### PROBLEM DETAILS
Print the entries that appear below, exactly as written and without their pictures.

<<<<

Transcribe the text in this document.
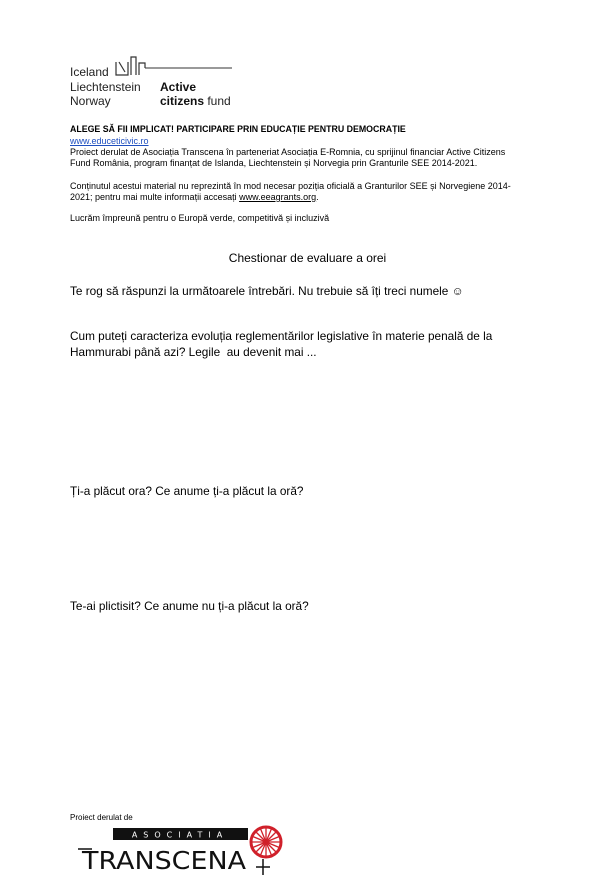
Iceland
Liechtenstein
Norway
Active
citizens fund
ALEGE SĂ FII IMPLICAT! PARTICIPARE PRIN EDUCAȚIE PENTRU DEMOCRAȚIE
www.educeticivic.ro
Proiect derulat de Asociația Transcena în parteneriat Asociația E-Romnia, cu sprijinul financiar Active Citizens
Fund România, program finanțat de Islanda, Liechtenstein și Norvegia prin Granturile SEE 2014-2021.
Conținutul acestui material nu reprezintă în mod necesar poziția oficială a Granturilor SEE și Norvegiene 2014-
2021; pentru mai multe informații accesați www.eeagrants.org.
Lucrăm împreună pentru o Europă verde, competitivă și incluzivă
Chestionar de evaluare a orei
Te rog să răspunzi la următoarele întrebări. Nu trebuie să îți treci numele ☺
Cum puteți caracteriza evoluția reglementărilor legislative în materie penală de la
Hammurabi până azi? Legile  au devenit mai ...
Ți-a plăcut ora? Ce anume ți-a plăcut la oră?
Te-ai plictisit? Ce anume nu ți-a plăcut la oră?
Proiect derulat de
ASOCIATIA
TRANSCENA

>>>>

### CORRECT RESPONSE
Transcribe the text in this document.
Iceland
Liechtenstein
Norway
Active
citizens fund
ALEGE SĂ FII IMPLICAT! PARTICIPARE PRIN EDUCAȚIE PENTRU DEMOCRAȚIE
www.educeticivic.ro
Proiect derulat de Asociația Transcena în parteneriat Asociația E-Romnia, cu sprijinul financiar Active Citizens
Fund România, program finanțat de Islanda, Liechtenstein și Norvegia prin Granturile SEE 2014-2021.
Conținutul acestui material nu reprezintă în mod necesar poziția oficială a Granturilor SEE și Norvegiene 2014-
2021; pentru mai multe informații accesați www.eeagrants.org.
Lucrăm împreună pentru o Europă verde, competitivă și incluzivă
Chestionar de evaluare a orei
Te rog să răspunzi la următoarele întrebări. Nu trebuie să îți treci numele ☺
Cum puteți caracteriza evoluția reglementărilor legislative în materie penală de la
Hammurabi până azi? Legile  au devenit mai ...
Ți-a plăcut ora? Ce anume ți-a plăcut la oră?
Te-ai plictisit? Ce anume nu ți-a plăcut la oră?
Proiect derulat de
ASOCIATIA
TRANSCENA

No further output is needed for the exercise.